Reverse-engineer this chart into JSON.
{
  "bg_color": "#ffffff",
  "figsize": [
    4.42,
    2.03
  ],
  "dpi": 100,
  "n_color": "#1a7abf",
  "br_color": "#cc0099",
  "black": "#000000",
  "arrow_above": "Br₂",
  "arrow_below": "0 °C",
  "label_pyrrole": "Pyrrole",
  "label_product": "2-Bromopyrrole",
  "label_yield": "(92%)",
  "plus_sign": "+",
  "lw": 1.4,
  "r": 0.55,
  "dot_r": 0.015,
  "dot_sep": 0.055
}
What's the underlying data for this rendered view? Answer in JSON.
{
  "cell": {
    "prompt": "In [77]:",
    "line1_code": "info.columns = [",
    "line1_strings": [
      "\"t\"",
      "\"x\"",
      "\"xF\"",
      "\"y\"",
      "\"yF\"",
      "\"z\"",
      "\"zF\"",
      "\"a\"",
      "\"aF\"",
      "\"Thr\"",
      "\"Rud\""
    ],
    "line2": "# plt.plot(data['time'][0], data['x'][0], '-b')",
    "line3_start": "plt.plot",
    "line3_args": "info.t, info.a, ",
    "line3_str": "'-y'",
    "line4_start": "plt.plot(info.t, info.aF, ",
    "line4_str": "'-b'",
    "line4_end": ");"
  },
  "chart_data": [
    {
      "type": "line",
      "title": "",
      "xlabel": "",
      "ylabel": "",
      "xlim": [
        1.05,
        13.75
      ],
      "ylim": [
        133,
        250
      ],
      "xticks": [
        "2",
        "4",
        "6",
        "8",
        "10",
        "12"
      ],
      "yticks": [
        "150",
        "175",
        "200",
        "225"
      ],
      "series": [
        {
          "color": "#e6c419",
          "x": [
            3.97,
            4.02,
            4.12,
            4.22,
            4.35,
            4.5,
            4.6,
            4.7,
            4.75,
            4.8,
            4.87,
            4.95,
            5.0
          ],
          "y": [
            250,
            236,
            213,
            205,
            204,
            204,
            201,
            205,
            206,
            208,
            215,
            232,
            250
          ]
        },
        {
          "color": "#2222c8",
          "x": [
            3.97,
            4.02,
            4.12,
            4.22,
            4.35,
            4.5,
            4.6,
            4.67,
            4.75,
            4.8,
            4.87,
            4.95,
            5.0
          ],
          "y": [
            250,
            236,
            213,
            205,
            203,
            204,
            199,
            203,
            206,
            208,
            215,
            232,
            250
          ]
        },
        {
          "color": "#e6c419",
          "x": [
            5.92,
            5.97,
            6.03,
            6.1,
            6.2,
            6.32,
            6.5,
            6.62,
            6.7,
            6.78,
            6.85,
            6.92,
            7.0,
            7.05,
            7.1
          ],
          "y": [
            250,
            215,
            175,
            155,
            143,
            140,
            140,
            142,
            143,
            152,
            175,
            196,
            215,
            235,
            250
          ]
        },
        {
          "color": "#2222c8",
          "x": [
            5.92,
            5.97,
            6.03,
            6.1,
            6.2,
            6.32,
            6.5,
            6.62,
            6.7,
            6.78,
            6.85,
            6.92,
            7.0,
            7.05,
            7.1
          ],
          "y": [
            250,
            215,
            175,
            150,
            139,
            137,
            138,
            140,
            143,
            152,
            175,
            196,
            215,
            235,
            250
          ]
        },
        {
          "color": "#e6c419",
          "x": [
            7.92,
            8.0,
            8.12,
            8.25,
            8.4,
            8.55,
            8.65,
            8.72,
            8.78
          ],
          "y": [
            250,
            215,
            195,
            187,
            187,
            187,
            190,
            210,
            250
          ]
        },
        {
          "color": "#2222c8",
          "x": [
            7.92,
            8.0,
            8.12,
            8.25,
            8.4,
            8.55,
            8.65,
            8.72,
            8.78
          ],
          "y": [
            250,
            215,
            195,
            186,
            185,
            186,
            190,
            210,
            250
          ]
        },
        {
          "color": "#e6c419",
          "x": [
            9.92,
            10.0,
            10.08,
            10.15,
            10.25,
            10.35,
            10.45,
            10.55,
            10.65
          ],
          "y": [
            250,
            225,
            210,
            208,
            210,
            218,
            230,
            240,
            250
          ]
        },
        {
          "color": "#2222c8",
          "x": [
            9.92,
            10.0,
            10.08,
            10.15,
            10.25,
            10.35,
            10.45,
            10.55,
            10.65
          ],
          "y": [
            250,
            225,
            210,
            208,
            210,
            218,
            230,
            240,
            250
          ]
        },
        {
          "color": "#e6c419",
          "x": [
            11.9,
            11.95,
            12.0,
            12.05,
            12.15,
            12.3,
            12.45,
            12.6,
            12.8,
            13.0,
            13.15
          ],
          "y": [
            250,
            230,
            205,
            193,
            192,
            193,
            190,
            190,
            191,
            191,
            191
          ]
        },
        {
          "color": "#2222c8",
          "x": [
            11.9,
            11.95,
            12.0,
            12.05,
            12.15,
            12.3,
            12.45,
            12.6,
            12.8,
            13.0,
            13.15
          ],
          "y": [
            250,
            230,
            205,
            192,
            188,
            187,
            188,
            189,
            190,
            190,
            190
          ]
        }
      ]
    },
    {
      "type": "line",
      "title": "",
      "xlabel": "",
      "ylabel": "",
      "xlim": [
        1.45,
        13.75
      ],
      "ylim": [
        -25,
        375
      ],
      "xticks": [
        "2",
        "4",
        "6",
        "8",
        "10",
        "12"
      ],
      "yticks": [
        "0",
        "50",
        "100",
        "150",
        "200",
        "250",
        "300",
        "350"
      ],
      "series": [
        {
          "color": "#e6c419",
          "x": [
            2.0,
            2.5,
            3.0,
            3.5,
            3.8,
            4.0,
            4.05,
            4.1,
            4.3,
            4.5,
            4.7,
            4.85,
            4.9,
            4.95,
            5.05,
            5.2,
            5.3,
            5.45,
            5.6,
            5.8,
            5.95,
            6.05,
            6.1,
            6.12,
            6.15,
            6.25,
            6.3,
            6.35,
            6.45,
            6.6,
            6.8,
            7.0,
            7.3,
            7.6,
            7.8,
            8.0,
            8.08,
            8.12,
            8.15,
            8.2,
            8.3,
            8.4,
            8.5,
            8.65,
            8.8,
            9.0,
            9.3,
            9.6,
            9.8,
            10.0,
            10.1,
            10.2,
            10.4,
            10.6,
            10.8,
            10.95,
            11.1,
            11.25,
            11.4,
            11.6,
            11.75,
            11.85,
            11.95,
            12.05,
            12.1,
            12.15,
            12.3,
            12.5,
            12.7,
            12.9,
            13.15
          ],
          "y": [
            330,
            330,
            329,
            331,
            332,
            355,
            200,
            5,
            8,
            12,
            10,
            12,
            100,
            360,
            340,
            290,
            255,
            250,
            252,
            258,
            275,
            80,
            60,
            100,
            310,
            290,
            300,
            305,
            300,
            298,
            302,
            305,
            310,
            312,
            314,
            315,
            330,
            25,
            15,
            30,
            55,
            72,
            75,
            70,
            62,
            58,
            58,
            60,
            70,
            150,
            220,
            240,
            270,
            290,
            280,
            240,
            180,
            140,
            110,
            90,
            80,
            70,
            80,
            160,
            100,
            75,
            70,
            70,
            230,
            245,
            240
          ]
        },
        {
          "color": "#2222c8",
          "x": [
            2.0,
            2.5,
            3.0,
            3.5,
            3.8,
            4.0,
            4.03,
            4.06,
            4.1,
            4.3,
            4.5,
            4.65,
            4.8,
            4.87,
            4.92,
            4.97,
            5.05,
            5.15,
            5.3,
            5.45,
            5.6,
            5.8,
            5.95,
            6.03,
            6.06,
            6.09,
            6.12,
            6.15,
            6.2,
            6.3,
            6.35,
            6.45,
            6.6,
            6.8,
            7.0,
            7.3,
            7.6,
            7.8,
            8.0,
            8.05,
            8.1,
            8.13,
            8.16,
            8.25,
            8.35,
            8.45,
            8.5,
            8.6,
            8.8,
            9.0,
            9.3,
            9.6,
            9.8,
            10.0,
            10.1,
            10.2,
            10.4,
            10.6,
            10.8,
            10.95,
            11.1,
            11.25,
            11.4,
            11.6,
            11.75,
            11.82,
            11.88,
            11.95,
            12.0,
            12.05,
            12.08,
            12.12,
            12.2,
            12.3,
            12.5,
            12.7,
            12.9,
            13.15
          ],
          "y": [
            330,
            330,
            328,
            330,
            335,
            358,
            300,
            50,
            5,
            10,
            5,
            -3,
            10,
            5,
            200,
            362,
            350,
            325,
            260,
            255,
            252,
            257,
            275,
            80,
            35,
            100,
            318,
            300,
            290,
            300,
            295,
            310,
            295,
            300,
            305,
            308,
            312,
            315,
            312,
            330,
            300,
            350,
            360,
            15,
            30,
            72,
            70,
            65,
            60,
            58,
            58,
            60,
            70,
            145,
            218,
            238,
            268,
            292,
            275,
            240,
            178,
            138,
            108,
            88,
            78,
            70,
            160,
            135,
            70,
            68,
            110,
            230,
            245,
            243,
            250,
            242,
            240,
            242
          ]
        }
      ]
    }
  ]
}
######
== INSTRUCTION ==
The word "JSON" may occur in lines of the records. Report how many such lines there are, giving only the number.

== THE RESPONSE ==
2